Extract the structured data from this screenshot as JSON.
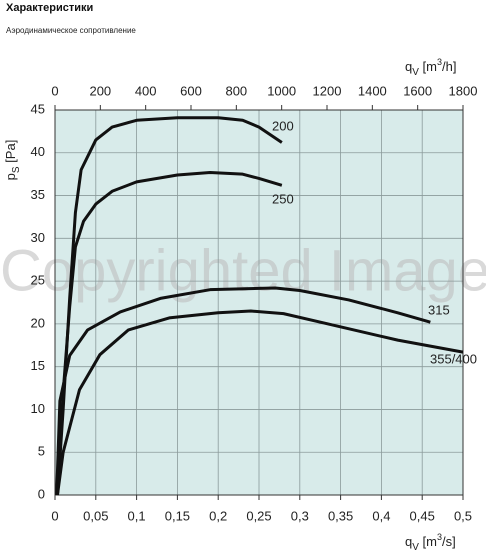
{
  "header": {
    "title": "Характеристики",
    "subtitle": "Аэродинамическое сопротивление"
  },
  "chart_data": {
    "type": "line",
    "watermark": "Copyrighted Image",
    "xlabel": [
      "q",
      "V",
      " [m",
      "3",
      "/s]"
    ],
    "x2label": [
      "q",
      "V",
      " [m",
      "3",
      "/h]"
    ],
    "ylabel": [
      "p",
      "S",
      " [Pa]"
    ],
    "xlim": [
      0,
      0.5
    ],
    "xticks": [
      0,
      {
        "value": 0.05,
        "label": "0,05"
      },
      {
        "value": 0.1,
        "label": "0,1"
      },
      {
        "value": 0.15,
        "label": "0,15"
      },
      {
        "value": 0.2,
        "label": "0,2"
      },
      {
        "value": 0.25,
        "label": "0,25"
      },
      {
        "value": 0.3,
        "label": "0,3"
      },
      {
        "value": 0.35,
        "label": "0,35"
      },
      {
        "value": 0.4,
        "label": "0,4"
      },
      {
        "value": 0.45,
        "label": "0,45"
      },
      {
        "value": 0.5,
        "label": "0,5"
      }
    ],
    "x2lim": [
      0,
      1800
    ],
    "x2ticks": [
      0,
      200,
      400,
      600,
      800,
      1000,
      1200,
      1400,
      1600,
      1800
    ],
    "ylim": [
      0,
      45
    ],
    "yticks": [
      0,
      5,
      10,
      15,
      20,
      25,
      30,
      35,
      40,
      45
    ],
    "grid": true,
    "background": "#d8ebea",
    "series": [
      {
        "name": "200",
        "color": "#111111",
        "x": [
          0.003,
          0.01,
          0.018,
          0.025,
          0.032,
          0.05,
          0.07,
          0.1,
          0.15,
          0.2,
          0.23,
          0.25,
          0.278
        ],
        "values": [
          0,
          10,
          23,
          33,
          38,
          41.5,
          43,
          43.8,
          44.1,
          44.1,
          43.8,
          43,
          41.2
        ]
      },
      {
        "name": "250",
        "color": "#111111",
        "x": [
          0.003,
          0.01,
          0.018,
          0.025,
          0.035,
          0.05,
          0.07,
          0.1,
          0.15,
          0.19,
          0.23,
          0.25,
          0.278
        ],
        "values": [
          0,
          12,
          22,
          29,
          32,
          34,
          35.5,
          36.6,
          37.4,
          37.7,
          37.5,
          37,
          36.2
        ]
      },
      {
        "name": "315",
        "color": "#111111",
        "x": [
          0.002,
          0.006,
          0.018,
          0.04,
          0.08,
          0.13,
          0.19,
          0.27,
          0.3,
          0.36,
          0.42,
          0.46
        ],
        "values": [
          0,
          11,
          16.3,
          19.3,
          21.4,
          23,
          24,
          24.2,
          23.9,
          22.8,
          21.3,
          20.2
        ]
      },
      {
        "name": "355/400",
        "color": "#111111",
        "x": [
          0.003,
          0.01,
          0.03,
          0.055,
          0.09,
          0.14,
          0.2,
          0.24,
          0.28,
          0.33,
          0.42,
          0.5
        ],
        "values": [
          0,
          5,
          12.3,
          16.4,
          19.3,
          20.7,
          21.3,
          21.5,
          21.2,
          20.1,
          18.1,
          16.7
        ]
      }
    ]
  }
}
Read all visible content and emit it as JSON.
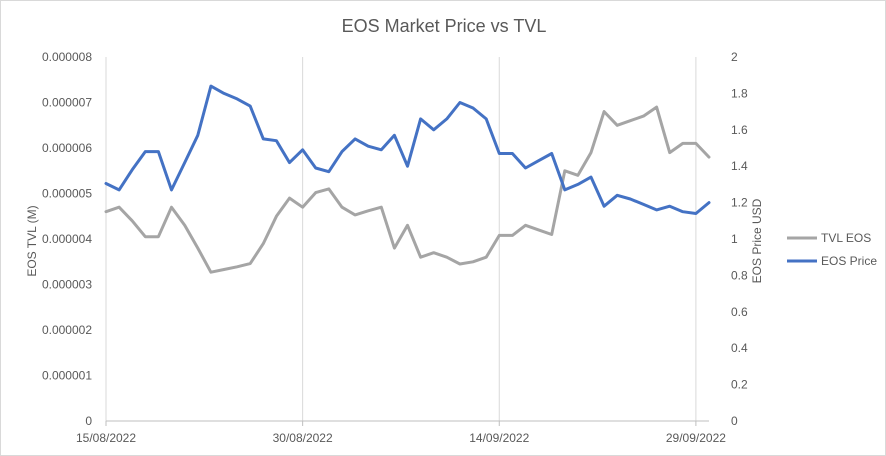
{
  "chart_data": {
    "type": "line",
    "title": "EOS Market Price vs TVL",
    "xlabel": "",
    "ylabel_left": "EOS TVL (M)",
    "ylabel_right": "EOS Price USD",
    "ylim_left": [
      0,
      8e-06
    ],
    "ylim_right": [
      0,
      2
    ],
    "yticks_left": [
      "0",
      "0.000001",
      "0.000002",
      "0.000003",
      "0.000004",
      "0.000005",
      "0.000006",
      "0.000007",
      "0.000008"
    ],
    "yticks_right": [
      "0",
      "0.2",
      "0.4",
      "0.6",
      "0.8",
      "1",
      "1.2",
      "1.4",
      "1.6",
      "1.8",
      "2"
    ],
    "x_tick_labels": [
      "15/08/2022",
      "30/08/2022",
      "14/09/2022",
      "29/09/2022"
    ],
    "x_tick_days": [
      0,
      15,
      30,
      45
    ],
    "x_range_days": [
      0,
      46
    ],
    "grid": "vertical",
    "legend_position": "right",
    "series": [
      {
        "name": "TVL EOS",
        "axis": "left",
        "color": "#a5a5a5",
        "values": [
          4.6e-06,
          4.7e-06,
          4.4e-06,
          4.05e-06,
          4.05e-06,
          4.7e-06,
          4.3e-06,
          3.8e-06,
          3.27e-06,
          3.33e-06,
          3.39e-06,
          3.46e-06,
          3.9e-06,
          4.5e-06,
          4.9e-06,
          4.7e-06,
          5.02e-06,
          5.1e-06,
          4.7e-06,
          4.53e-06,
          4.62e-06,
          4.7e-06,
          3.8e-06,
          4.3e-06,
          3.6e-06,
          3.7e-06,
          3.6e-06,
          3.45e-06,
          3.5e-06,
          3.6e-06,
          4.08e-06,
          4.08e-06,
          4.3e-06,
          4.2e-06,
          4.1e-06,
          5.5e-06,
          5.4e-06,
          5.9e-06,
          6.8e-06,
          6.5e-06,
          6.6e-06,
          6.7e-06,
          6.9e-06,
          5.9e-06,
          6.1e-06,
          6.1e-06,
          5.8e-06
        ]
      },
      {
        "name": "EOS Price",
        "axis": "right",
        "color": "#4472c4",
        "values": [
          1.305,
          1.27,
          1.38,
          1.48,
          1.48,
          1.27,
          1.42,
          1.57,
          1.84,
          1.8,
          1.77,
          1.73,
          1.55,
          1.54,
          1.42,
          1.49,
          1.39,
          1.37,
          1.48,
          1.55,
          1.51,
          1.49,
          1.57,
          1.4,
          1.66,
          1.6,
          1.66,
          1.75,
          1.72,
          1.66,
          1.47,
          1.47,
          1.39,
          1.43,
          1.47,
          1.27,
          1.3,
          1.34,
          1.18,
          1.24,
          1.22,
          1.19,
          1.16,
          1.18,
          1.15,
          1.14,
          1.2
        ]
      }
    ]
  }
}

============

◆ What is expected ◆
Among the entries above, how many lines include the word "name"? Give the number with no comment.

◆ Task answer ◆
6